WHAT YOU HAVE TO DO
Below are some records; return each one exactly.

STORED ROWS

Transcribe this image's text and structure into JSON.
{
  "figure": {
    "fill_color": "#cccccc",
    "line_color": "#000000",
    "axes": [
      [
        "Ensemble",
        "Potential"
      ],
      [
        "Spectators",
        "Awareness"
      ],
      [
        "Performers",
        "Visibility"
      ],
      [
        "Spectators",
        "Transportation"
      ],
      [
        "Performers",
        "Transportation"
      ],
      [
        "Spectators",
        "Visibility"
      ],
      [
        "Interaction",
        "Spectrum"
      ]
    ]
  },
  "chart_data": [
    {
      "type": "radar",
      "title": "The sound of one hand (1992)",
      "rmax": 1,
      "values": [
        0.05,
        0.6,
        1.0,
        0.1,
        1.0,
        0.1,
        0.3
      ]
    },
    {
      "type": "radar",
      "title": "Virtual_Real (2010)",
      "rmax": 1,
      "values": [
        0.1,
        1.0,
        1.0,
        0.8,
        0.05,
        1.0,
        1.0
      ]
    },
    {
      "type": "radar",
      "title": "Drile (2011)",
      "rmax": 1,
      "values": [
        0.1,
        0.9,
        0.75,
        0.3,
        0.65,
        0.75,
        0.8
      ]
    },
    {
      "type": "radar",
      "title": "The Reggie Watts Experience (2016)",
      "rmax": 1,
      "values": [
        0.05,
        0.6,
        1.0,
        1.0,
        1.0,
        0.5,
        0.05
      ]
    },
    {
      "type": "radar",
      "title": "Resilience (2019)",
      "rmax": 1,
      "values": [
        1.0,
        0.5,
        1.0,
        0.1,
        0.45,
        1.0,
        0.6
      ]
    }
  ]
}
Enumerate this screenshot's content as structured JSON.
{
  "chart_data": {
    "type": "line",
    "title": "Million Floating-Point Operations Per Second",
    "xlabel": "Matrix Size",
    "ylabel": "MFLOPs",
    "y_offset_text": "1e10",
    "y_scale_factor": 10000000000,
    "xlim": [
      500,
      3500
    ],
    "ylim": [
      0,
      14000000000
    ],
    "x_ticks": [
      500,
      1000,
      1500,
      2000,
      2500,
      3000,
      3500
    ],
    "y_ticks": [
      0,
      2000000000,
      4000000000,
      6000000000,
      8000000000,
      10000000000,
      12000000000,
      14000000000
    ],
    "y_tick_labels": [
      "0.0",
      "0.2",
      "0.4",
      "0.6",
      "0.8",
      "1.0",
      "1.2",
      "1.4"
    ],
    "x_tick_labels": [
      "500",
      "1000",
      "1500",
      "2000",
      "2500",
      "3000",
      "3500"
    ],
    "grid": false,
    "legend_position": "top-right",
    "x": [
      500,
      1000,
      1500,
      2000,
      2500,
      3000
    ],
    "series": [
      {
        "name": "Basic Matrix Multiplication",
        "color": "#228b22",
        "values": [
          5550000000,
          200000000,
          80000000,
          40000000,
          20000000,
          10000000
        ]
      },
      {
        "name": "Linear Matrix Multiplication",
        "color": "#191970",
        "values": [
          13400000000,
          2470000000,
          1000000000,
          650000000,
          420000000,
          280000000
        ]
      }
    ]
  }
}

WRITTEN ANSWER
Transcribe this image's text and structure into JSON.
{
  "figure": {
    "fill_color": "#cccccc",
    "line_color": "#000000",
    "axes": [
      [
        "Ensemble",
        "Potential"
      ],
      [
        "Spectators",
        "Awareness"
      ],
      [
        "Performers",
        "Visibility"
      ],
      [
        "Spectators",
        "Transportation"
      ],
      [
        "Performers",
        "Transportation"
      ],
      [
        "Spectators",
        "Visibility"
      ],
      [
        "Interaction",
        "Spectrum"
      ]
    ]
  },
  "chart_data": [
    {
      "type": "radar",
      "title": "The sound of one hand (1992)",
      "rmax": 1,
      "values": [
        0.05,
        0.6,
        1.0,
        0.1,
        1.0,
        0.1,
        0.3
      ]
    },
    {
      "type": "radar",
      "title": "Virtual_Real (2010)",
      "rmax": 1,
      "values": [
        0.1,
        1.0,
        1.0,
        0.8,
        0.05,
        1.0,
        1.0
      ]
    },
    {
      "type": "radar",
      "title": "Drile (2011)",
      "rmax": 1,
      "values": [
        0.1,
        0.9,
        0.75,
        0.3,
        0.65,
        0.75,
        0.8
      ]
    },
    {
      "type": "radar",
      "title": "The Reggie Watts Experience (2016)",
      "rmax": 1,
      "values": [
        0.05,
        0.6,
        1.0,
        1.0,
        1.0,
        0.5,
        0.05
      ]
    },
    {
      "type": "radar",
      "title": "Resilience (2019)",
      "rmax": 1,
      "values": [
        1.0,
        0.5,
        1.0,
        0.1,
        0.45,
        1.0,
        0.6
      ]
    }
  ]
}
Enumerate this screenshot's content as structured JSON.
{
  "chart_data": {
    "type": "line",
    "title": "Million Floating-Point Operations Per Second",
    "xlabel": "Matrix Size",
    "ylabel": "MFLOPs",
    "y_offset_text": "1e10",
    "y_scale_factor": 10000000000,
    "xlim": [
      500,
      3500
    ],
    "ylim": [
      0,
      14000000000
    ],
    "x_ticks": [
      500,
      1000,
      1500,
      2000,
      2500,
      3000,
      3500
    ],
    "y_ticks": [
      0,
      2000000000,
      4000000000,
      6000000000,
      8000000000,
      10000000000,
      12000000000,
      14000000000
    ],
    "y_tick_labels": [
      "0.0",
      "0.2",
      "0.4",
      "0.6",
      "0.8",
      "1.0",
      "1.2",
      "1.4"
    ],
    "x_tick_labels": [
      "500",
      "1000",
      "1500",
      "2000",
      "2500",
      "3000",
      "3500"
    ],
    "grid": false,
    "legend_position": "top-right",
    "x": [
      500,
      1000,
      1500,
      2000,
      2500,
      3000
    ],
    "series": [
      {
        "name": "Basic Matrix Multiplication",
        "color": "#228b22",
        "values": [
          5550000000,
          200000000,
          80000000,
          40000000,
          20000000,
          10000000
        ]
      },
      {
        "name": "Linear Matrix Multiplication",
        "color": "#191970",
        "values": [
          13400000000,
          2470000000,
          1000000000,
          650000000,
          420000000,
          280000000
        ]
      }
    ]
  }
}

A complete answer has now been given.